◆ Task material ◆

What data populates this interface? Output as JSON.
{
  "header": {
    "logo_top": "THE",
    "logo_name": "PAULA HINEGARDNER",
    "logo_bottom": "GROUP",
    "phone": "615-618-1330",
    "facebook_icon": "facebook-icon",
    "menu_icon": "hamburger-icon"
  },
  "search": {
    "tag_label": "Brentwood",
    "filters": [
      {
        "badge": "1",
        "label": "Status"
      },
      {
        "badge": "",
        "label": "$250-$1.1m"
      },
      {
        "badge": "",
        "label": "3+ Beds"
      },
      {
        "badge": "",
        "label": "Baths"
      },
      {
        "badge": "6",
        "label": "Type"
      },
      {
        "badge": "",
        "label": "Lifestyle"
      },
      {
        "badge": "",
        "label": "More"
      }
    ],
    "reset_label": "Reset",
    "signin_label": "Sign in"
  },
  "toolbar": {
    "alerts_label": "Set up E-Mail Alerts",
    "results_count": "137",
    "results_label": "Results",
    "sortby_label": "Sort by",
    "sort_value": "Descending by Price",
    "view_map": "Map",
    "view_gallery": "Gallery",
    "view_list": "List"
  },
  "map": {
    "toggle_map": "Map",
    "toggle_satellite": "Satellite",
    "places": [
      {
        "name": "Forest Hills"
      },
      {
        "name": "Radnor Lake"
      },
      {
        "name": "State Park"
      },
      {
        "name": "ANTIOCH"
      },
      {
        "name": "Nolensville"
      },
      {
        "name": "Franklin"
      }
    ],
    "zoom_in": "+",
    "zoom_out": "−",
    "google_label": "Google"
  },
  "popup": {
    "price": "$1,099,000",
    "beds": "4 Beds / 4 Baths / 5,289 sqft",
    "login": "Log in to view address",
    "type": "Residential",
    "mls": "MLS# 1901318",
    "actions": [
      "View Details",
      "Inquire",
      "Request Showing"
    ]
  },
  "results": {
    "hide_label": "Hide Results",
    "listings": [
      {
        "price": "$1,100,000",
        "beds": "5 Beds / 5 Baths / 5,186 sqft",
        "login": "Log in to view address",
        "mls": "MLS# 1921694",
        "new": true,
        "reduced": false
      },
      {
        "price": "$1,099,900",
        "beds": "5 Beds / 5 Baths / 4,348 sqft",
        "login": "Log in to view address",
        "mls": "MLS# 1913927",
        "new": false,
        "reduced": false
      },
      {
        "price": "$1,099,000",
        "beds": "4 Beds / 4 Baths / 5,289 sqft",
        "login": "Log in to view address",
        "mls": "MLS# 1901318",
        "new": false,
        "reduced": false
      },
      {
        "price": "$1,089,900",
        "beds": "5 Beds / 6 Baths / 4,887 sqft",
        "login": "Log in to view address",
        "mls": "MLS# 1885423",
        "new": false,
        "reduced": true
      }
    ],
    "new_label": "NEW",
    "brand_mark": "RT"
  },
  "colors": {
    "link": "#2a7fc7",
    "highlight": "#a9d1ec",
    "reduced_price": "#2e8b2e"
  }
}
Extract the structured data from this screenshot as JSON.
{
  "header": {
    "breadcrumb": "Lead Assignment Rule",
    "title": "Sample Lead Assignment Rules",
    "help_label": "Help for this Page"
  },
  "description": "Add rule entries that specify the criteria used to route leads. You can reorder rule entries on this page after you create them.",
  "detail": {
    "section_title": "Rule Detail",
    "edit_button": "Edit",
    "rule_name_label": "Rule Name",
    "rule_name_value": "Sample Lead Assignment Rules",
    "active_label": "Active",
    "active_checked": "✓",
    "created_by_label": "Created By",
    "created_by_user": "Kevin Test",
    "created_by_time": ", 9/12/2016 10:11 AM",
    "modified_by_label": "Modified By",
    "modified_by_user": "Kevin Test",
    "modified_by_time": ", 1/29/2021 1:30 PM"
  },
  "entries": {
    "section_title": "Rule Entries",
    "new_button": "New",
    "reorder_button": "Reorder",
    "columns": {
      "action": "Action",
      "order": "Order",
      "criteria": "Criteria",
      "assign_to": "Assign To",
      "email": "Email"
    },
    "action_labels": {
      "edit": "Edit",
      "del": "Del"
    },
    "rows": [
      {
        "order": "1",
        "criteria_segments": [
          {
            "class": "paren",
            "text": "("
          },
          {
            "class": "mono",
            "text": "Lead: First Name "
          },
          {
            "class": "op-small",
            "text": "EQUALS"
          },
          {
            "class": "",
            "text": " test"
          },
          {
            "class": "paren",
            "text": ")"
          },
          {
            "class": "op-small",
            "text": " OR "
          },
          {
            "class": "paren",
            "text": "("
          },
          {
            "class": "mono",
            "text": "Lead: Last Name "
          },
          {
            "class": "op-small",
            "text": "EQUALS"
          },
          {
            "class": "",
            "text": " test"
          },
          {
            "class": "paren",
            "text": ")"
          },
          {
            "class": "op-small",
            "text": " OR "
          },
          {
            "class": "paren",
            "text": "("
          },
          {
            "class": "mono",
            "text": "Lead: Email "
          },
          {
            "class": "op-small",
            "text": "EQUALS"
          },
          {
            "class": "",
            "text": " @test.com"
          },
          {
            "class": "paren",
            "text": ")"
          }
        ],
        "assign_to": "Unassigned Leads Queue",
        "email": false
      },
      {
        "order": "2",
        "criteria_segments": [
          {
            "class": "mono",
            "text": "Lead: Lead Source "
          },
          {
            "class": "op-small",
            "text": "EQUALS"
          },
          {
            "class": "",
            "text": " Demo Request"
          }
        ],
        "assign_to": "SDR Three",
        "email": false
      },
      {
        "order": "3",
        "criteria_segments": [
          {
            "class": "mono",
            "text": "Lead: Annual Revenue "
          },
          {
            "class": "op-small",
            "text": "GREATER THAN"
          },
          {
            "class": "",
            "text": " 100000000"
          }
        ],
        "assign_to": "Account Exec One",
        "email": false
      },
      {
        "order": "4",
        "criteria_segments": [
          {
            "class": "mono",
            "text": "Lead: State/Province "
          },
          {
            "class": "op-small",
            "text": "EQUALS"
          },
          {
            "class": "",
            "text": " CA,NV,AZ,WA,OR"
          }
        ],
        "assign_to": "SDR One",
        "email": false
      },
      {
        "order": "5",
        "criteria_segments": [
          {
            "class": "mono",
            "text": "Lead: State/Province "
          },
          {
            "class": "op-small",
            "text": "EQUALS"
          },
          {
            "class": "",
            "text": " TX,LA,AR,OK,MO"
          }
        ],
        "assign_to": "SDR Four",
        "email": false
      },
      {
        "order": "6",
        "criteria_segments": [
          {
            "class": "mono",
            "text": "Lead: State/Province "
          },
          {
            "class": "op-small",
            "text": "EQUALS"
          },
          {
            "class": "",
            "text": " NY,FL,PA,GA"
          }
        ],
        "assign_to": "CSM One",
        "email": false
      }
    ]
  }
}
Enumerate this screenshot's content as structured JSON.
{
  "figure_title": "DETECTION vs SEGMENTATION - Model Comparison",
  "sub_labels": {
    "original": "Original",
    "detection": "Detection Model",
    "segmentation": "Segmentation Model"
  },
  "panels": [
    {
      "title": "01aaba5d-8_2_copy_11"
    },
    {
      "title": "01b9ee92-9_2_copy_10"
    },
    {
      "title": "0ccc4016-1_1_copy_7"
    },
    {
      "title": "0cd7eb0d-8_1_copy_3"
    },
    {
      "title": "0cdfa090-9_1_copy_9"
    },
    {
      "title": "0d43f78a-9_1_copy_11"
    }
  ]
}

◆ Aim ◆
The records above must be repeated exactly, every one of them.

◆ Final result ◆
What data populates this interface? Output as JSON.
{
  "header": {
    "logo_top": "THE",
    "logo_name": "PAULA HINEGARDNER",
    "logo_bottom": "GROUP",
    "phone": "615-618-1330",
    "facebook_icon": "facebook-icon",
    "menu_icon": "hamburger-icon"
  },
  "search": {
    "tag_label": "Brentwood",
    "filters": [
      {
        "badge": "1",
        "label": "Status"
      },
      {
        "badge": "",
        "label": "$250-$1.1m"
      },
      {
        "badge": "",
        "label": "3+ Beds"
      },
      {
        "badge": "",
        "label": "Baths"
      },
      {
        "badge": "6",
        "label": "Type"
      },
      {
        "badge": "",
        "label": "Lifestyle"
      },
      {
        "badge": "",
        "label": "More"
      }
    ],
    "reset_label": "Reset",
    "signin_label": "Sign in"
  },
  "toolbar": {
    "alerts_label": "Set up E-Mail Alerts",
    "results_count": "137",
    "results_label": "Results",
    "sortby_label": "Sort by",
    "sort_value": "Descending by Price",
    "view_map": "Map",
    "view_gallery": "Gallery",
    "view_list": "List"
  },
  "map": {
    "toggle_map": "Map",
    "toggle_satellite": "Satellite",
    "places": [
      {
        "name": "Forest Hills"
      },
      {
        "name": "Radnor Lake"
      },
      {
        "name": "State Park"
      },
      {
        "name": "ANTIOCH"
      },
      {
        "name": "Nolensville"
      },
      {
        "name": "Franklin"
      }
    ],
    "zoom_in": "+",
    "zoom_out": "−",
    "google_label": "Google"
  },
  "popup": {
    "price": "$1,099,000",
    "beds": "4 Beds / 4 Baths / 5,289 sqft",
    "login": "Log in to view address",
    "type": "Residential",
    "mls": "MLS# 1901318",
    "actions": [
      "View Details",
      "Inquire",
      "Request Showing"
    ]
  },
  "results": {
    "hide_label": "Hide Results",
    "listings": [
      {
        "price": "$1,100,000",
        "beds": "5 Beds / 5 Baths / 5,186 sqft",
        "login": "Log in to view address",
        "mls": "MLS# 1921694",
        "new": true,
        "reduced": false
      },
      {
        "price": "$1,099,900",
        "beds": "5 Beds / 5 Baths / 4,348 sqft",
        "login": "Log in to view address",
        "mls": "MLS# 1913927",
        "new": false,
        "reduced": false
      },
      {
        "price": "$1,099,000",
        "beds": "4 Beds / 4 Baths / 5,289 sqft",
        "login": "Log in to view address",
        "mls": "MLS# 1901318",
        "new": false,
        "reduced": false
      },
      {
        "price": "$1,089,900",
        "beds": "5 Beds / 6 Baths / 4,887 sqft",
        "login": "Log in to view address",
        "mls": "MLS# 1885423",
        "new": false,
        "reduced": true
      }
    ],
    "new_label": "NEW",
    "brand_mark": "RT"
  },
  "colors": {
    "link": "#2a7fc7",
    "highlight": "#a9d1ec",
    "reduced_price": "#2e8b2e"
  }
}
Extract the structured data from this screenshot as JSON.
{
  "header": {
    "breadcrumb": "Lead Assignment Rule",
    "title": "Sample Lead Assignment Rules",
    "help_label": "Help for this Page"
  },
  "description": "Add rule entries that specify the criteria used to route leads. You can reorder rule entries on this page after you create them.",
  "detail": {
    "section_title": "Rule Detail",
    "edit_button": "Edit",
    "rule_name_label": "Rule Name",
    "rule_name_value": "Sample Lead Assignment Rules",
    "active_label": "Active",
    "active_checked": "✓",
    "created_by_label": "Created By",
    "created_by_user": "Kevin Test",
    "created_by_time": ", 9/12/2016 10:11 AM",
    "modified_by_label": "Modified By",
    "modified_by_user": "Kevin Test",
    "modified_by_time": ", 1/29/2021 1:30 PM"
  },
  "entries": {
    "section_title": "Rule Entries",
    "new_button": "New",
    "reorder_button": "Reorder",
    "columns": {
      "action": "Action",
      "order": "Order",
      "criteria": "Criteria",
      "assign_to": "Assign To",
      "email": "Email"
    },
    "action_labels": {
      "edit": "Edit",
      "del": "Del"
    },
    "rows": [
      {
        "order": "1",
        "criteria_segments": [
          {
            "class": "paren",
            "text": "("
          },
          {
            "class": "mono",
            "text": "Lead: First Name "
          },
          {
            "class": "op-small",
            "text": "EQUALS"
          },
          {
            "class": "",
            "text": " test"
          },
          {
            "class": "paren",
            "text": ")"
          },
          {
            "class": "op-small",
            "text": " OR "
          },
          {
            "class": "paren",
            "text": "("
          },
          {
            "class": "mono",
            "text": "Lead: Last Name "
          },
          {
            "class": "op-small",
            "text": "EQUALS"
          },
          {
            "class": "",
            "text": " test"
          },
          {
            "class": "paren",
            "text": ")"
          },
          {
            "class": "op-small",
            "text": " OR "
          },
          {
            "class": "paren",
            "text": "("
          },
          {
            "class": "mono",
            "text": "Lead: Email "
          },
          {
            "class": "op-small",
            "text": "EQUALS"
          },
          {
            "class": "",
            "text": " @test.com"
          },
          {
            "class": "paren",
            "text": ")"
          }
        ],
        "assign_to": "Unassigned Leads Queue",
        "email": false
      },
      {
        "order": "2",
        "criteria_segments": [
          {
            "class": "mono",
            "text": "Lead: Lead Source "
          },
          {
            "class": "op-small",
            "text": "EQUALS"
          },
          {
            "class": "",
            "text": " Demo Request"
          }
        ],
        "assign_to": "SDR Three",
        "email": false
      },
      {
        "order": "3",
        "criteria_segments": [
          {
            "class": "mono",
            "text": "Lead: Annual Revenue "
          },
          {
            "class": "op-small",
            "text": "GREATER THAN"
          },
          {
            "class": "",
            "text": " 100000000"
          }
        ],
        "assign_to": "Account Exec One",
        "email": false
      },
      {
        "order": "4",
        "criteria_segments": [
          {
            "class": "mono",
            "text": "Lead: State/Province "
          },
          {
            "class": "op-small",
            "text": "EQUALS"
          },
          {
            "class": "",
            "text": " CA,NV,AZ,WA,OR"
          }
        ],
        "assign_to": "SDR One",
        "email": false
      },
      {
        "order": "5",
        "criteria_segments": [
          {
            "class": "mono",
            "text": "Lead: State/Province "
          },
          {
            "class": "op-small",
            "text": "EQUALS"
          },
          {
            "class": "",
            "text": " TX,LA,AR,OK,MO"
          }
        ],
        "assign_to": "SDR Four",
        "email": false
      },
      {
        "order": "6",
        "criteria_segments": [
          {
            "class": "mono",
            "text": "Lead: State/Province "
          },
          {
            "class": "op-small",
            "text": "EQUALS"
          },
          {
            "class": "",
            "text": " NY,FL,PA,GA"
          }
        ],
        "assign_to": "CSM One",
        "email": false
      }
    ]
  }
}
Enumerate this screenshot's content as structured JSON.
{
  "figure_title": "DETECTION vs SEGMENTATION - Model Comparison",
  "sub_labels": {
    "original": "Original",
    "detection": "Detection Model",
    "segmentation": "Segmentation Model"
  },
  "panels": [
    {
      "title": "01aaba5d-8_2_copy_11"
    },
    {
      "title": "01b9ee92-9_2_copy_10"
    },
    {
      "title": "0ccc4016-1_1_copy_7"
    },
    {
      "title": "0cd7eb0d-8_1_copy_3"
    },
    {
      "title": "0cdfa090-9_1_copy_9"
    },
    {
      "title": "0d43f78a-9_1_copy_11"
    }
  ]
}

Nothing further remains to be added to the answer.